- Aim of the exercise
Please write out the material below exactly as given.

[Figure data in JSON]
━━━━━━

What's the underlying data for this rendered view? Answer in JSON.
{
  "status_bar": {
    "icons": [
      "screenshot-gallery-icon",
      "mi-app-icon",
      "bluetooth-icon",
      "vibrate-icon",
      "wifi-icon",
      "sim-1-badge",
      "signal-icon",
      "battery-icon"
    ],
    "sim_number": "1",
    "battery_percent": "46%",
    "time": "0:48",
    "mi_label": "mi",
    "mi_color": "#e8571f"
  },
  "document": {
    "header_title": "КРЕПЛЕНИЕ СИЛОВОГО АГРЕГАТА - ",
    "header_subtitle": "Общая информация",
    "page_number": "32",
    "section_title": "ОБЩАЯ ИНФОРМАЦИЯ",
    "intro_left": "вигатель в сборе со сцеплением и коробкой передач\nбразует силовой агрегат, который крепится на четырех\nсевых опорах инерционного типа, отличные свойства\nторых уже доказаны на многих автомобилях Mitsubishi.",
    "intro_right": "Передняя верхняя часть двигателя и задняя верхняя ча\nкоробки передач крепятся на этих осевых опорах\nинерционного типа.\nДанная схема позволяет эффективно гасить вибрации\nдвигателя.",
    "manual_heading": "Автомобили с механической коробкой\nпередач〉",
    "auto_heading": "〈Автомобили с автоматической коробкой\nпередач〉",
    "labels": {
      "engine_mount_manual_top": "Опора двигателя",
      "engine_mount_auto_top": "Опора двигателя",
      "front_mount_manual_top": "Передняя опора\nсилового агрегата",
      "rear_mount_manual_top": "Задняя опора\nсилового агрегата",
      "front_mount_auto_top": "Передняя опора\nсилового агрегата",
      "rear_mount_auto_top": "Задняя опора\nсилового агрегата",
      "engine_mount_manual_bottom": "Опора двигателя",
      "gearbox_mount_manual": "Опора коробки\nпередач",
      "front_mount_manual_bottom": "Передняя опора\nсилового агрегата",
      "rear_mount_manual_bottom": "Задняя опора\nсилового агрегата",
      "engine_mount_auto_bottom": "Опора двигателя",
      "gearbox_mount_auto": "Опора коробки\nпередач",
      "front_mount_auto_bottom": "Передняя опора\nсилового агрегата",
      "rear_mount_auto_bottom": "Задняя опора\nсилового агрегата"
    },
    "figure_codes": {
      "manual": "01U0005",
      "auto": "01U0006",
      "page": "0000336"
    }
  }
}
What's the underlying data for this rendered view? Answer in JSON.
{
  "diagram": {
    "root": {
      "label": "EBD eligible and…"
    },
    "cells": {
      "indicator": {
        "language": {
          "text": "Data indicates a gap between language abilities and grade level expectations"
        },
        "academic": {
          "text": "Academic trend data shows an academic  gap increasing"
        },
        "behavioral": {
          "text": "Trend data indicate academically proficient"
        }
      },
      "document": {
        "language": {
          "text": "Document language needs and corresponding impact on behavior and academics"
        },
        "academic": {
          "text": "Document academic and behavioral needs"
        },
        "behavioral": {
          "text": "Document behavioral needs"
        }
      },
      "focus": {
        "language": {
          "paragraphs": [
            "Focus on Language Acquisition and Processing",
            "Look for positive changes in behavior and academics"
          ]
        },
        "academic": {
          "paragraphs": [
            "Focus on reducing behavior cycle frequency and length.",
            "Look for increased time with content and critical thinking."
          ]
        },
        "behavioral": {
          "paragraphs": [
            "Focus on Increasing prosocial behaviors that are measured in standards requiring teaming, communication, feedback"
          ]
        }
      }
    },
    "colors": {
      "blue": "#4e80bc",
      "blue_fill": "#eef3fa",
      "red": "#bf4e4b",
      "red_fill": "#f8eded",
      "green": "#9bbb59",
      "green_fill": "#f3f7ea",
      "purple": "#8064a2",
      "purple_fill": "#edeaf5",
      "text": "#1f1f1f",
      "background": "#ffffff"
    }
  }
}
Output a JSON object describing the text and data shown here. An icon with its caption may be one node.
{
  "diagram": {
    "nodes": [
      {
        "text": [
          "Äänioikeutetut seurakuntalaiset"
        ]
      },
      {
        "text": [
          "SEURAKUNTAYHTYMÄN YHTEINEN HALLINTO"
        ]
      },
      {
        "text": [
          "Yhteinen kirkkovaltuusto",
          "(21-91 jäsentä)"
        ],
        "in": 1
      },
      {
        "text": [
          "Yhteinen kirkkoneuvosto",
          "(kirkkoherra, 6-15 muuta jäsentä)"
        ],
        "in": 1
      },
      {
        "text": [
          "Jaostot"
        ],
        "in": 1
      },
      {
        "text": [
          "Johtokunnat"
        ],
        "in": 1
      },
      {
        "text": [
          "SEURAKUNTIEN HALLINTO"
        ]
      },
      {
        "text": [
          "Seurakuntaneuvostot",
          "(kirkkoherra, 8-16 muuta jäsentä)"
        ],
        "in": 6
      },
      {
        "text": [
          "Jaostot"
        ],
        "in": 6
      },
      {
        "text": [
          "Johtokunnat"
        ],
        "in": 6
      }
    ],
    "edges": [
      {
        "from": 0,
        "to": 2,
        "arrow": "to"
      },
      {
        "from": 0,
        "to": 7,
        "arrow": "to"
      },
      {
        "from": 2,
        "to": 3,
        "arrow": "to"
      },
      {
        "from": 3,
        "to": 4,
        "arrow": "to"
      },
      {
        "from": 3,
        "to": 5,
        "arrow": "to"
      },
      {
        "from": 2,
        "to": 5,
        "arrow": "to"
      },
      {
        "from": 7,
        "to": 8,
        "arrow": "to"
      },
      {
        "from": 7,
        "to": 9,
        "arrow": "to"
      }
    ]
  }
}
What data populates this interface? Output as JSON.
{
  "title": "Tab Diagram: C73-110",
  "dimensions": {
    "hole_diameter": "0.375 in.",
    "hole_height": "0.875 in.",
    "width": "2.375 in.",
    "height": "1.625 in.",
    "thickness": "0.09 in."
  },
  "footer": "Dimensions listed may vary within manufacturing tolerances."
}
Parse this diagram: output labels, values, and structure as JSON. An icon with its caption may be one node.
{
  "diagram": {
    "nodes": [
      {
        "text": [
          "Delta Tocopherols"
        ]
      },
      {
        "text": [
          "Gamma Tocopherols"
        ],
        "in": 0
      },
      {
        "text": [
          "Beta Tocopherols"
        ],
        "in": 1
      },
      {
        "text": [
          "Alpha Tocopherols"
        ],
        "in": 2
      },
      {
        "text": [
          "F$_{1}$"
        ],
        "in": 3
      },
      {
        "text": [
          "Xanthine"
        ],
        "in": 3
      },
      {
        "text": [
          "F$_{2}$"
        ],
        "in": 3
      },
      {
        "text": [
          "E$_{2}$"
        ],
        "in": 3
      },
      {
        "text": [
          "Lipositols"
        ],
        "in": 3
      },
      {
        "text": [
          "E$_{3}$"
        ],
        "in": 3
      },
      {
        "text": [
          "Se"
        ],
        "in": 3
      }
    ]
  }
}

━━━━━━

- Result
What's the underlying data for this rendered view? Answer in JSON.
{
  "status_bar": {
    "icons": [
      "screenshot-gallery-icon",
      "mi-app-icon",
      "bluetooth-icon",
      "vibrate-icon",
      "wifi-icon",
      "sim-1-badge",
      "signal-icon",
      "battery-icon"
    ],
    "sim_number": "1",
    "battery_percent": "46%",
    "time": "0:48",
    "mi_label": "mi",
    "mi_color": "#e8571f"
  },
  "document": {
    "header_title": "КРЕПЛЕНИЕ СИЛОВОГО АГРЕГАТА - ",
    "header_subtitle": "Общая информация",
    "page_number": "32",
    "section_title": "ОБЩАЯ ИНФОРМАЦИЯ",
    "intro_left": "вигатель в сборе со сцеплением и коробкой передач\nбразует силовой агрегат, который крепится на четырех\nсевых опорах инерционного типа, отличные свойства\nторых уже доказаны на многих автомобилях Mitsubishi.",
    "intro_right": "Передняя верхняя часть двигателя и задняя верхняя ча\nкоробки передач крепятся на этих осевых опорах\nинерционного типа.\nДанная схема позволяет эффективно гасить вибрации\nдвигателя.",
    "manual_heading": "Автомобили с механической коробкой\nпередач〉",
    "auto_heading": "〈Автомобили с автоматической коробкой\nпередач〉",
    "labels": {
      "engine_mount_manual_top": "Опора двигателя",
      "engine_mount_auto_top": "Опора двигателя",
      "front_mount_manual_top": "Передняя опора\nсилового агрегата",
      "rear_mount_manual_top": "Задняя опора\nсилового агрегата",
      "front_mount_auto_top": "Передняя опора\nсилового агрегата",
      "rear_mount_auto_top": "Задняя опора\nсилового агрегата",
      "engine_mount_manual_bottom": "Опора двигателя",
      "gearbox_mount_manual": "Опора коробки\nпередач",
      "front_mount_manual_bottom": "Передняя опора\nсилового агрегата",
      "rear_mount_manual_bottom": "Задняя опора\nсилового агрегата",
      "engine_mount_auto_bottom": "Опора двигателя",
      "gearbox_mount_auto": "Опора коробки\nпередач",
      "front_mount_auto_bottom": "Передняя опора\nсилового агрегата",
      "rear_mount_auto_bottom": "Задняя опора\nсилового агрегата"
    },
    "figure_codes": {
      "manual": "01U0005",
      "auto": "01U0006",
      "page": "0000336"
    }
  }
}
What's the underlying data for this rendered view? Answer in JSON.
{
  "diagram": {
    "root": {
      "label": "EBD eligible and…"
    },
    "cells": {
      "indicator": {
        "language": {
          "text": "Data indicates a gap between language abilities and grade level expectations"
        },
        "academic": {
          "text": "Academic trend data shows an academic  gap increasing"
        },
        "behavioral": {
          "text": "Trend data indicate academically proficient"
        }
      },
      "document": {
        "language": {
          "text": "Document language needs and corresponding impact on behavior and academics"
        },
        "academic": {
          "text": "Document academic and behavioral needs"
        },
        "behavioral": {
          "text": "Document behavioral needs"
        }
      },
      "focus": {
        "language": {
          "paragraphs": [
            "Focus on Language Acquisition and Processing",
            "Look for positive changes in behavior and academics"
          ]
        },
        "academic": {
          "paragraphs": [
            "Focus on reducing behavior cycle frequency and length.",
            "Look for increased time with content and critical thinking."
          ]
        },
        "behavioral": {
          "paragraphs": [
            "Focus on Increasing prosocial behaviors that are measured in standards requiring teaming, communication, feedback"
          ]
        }
      }
    },
    "colors": {
      "blue": "#4e80bc",
      "blue_fill": "#eef3fa",
      "red": "#bf4e4b",
      "red_fill": "#f8eded",
      "green": "#9bbb59",
      "green_fill": "#f3f7ea",
      "purple": "#8064a2",
      "purple_fill": "#edeaf5",
      "text": "#1f1f1f",
      "background": "#ffffff"
    }
  }
}
Output a JSON object describing the text and data shown here. An icon with its caption may be one node.
{
  "diagram": {
    "nodes": [
      {
        "text": [
          "Äänioikeutetut seurakuntalaiset"
        ]
      },
      {
        "text": [
          "SEURAKUNTAYHTYMÄN YHTEINEN HALLINTO"
        ]
      },
      {
        "text": [
          "Yhteinen kirkkovaltuusto",
          "(21-91 jäsentä)"
        ],
        "in": 1
      },
      {
        "text": [
          "Yhteinen kirkkoneuvosto",
          "(kirkkoherra, 6-15 muuta jäsentä)"
        ],
        "in": 1
      },
      {
        "text": [
          "Jaostot"
        ],
        "in": 1
      },
      {
        "text": [
          "Johtokunnat"
        ],
        "in": 1
      },
      {
        "text": [
          "SEURAKUNTIEN HALLINTO"
        ]
      },
      {
        "text": [
          "Seurakuntaneuvostot",
          "(kirkkoherra, 8-16 muuta jäsentä)"
        ],
        "in": 6
      },
      {
        "text": [
          "Jaostot"
        ],
        "in": 6
      },
      {
        "text": [
          "Johtokunnat"
        ],
        "in": 6
      }
    ],
    "edges": [
      {
        "from": 0,
        "to": 2,
        "arrow": "to"
      },
      {
        "from": 0,
        "to": 7,
        "arrow": "to"
      },
      {
        "from": 2,
        "to": 3,
        "arrow": "to"
      },
      {
        "from": 3,
        "to": 4,
        "arrow": "to"
      },
      {
        "from": 3,
        "to": 5,
        "arrow": "to"
      },
      {
        "from": 2,
        "to": 5,
        "arrow": "to"
      },
      {
        "from": 7,
        "to": 8,
        "arrow": "to"
      },
      {
        "from": 7,
        "to": 9,
        "arrow": "to"
      }
    ]
  }
}
What data populates this interface? Output as JSON.
{
  "title": "Tab Diagram: C73-110",
  "dimensions": {
    "hole_diameter": "0.375 in.",
    "hole_height": "0.875 in.",
    "width": "2.375 in.",
    "height": "1.625 in.",
    "thickness": "0.09 in."
  },
  "footer": "Dimensions listed may vary within manufacturing tolerances."
}
Parse this diagram: output labels, values, and structure as JSON. An icon with its caption may be one node.
{
  "diagram": {
    "nodes": [
      {
        "text": [
          "Delta Tocopherols"
        ]
      },
      {
        "text": [
          "Gamma Tocopherols"
        ],
        "in": 0
      },
      {
        "text": [
          "Beta Tocopherols"
        ],
        "in": 1
      },
      {
        "text": [
          "Alpha Tocopherols"
        ],
        "in": 2
      },
      {
        "text": [
          "F$_{1}$"
        ],
        "in": 3
      },
      {
        "text": [
          "Xanthine"
        ],
        "in": 3
      },
      {
        "text": [
          "F$_{2}$"
        ],
        "in": 3
      },
      {
        "text": [
          "E$_{2}$"
        ],
        "in": 3
      },
      {
        "text": [
          "Lipositols"
        ],
        "in": 3
      },
      {
        "text": [
          "E$_{3}$"
        ],
        "in": 3
      },
      {
        "text": [
          "Se"
        ],
        "in": 3
      }
    ]
  }
}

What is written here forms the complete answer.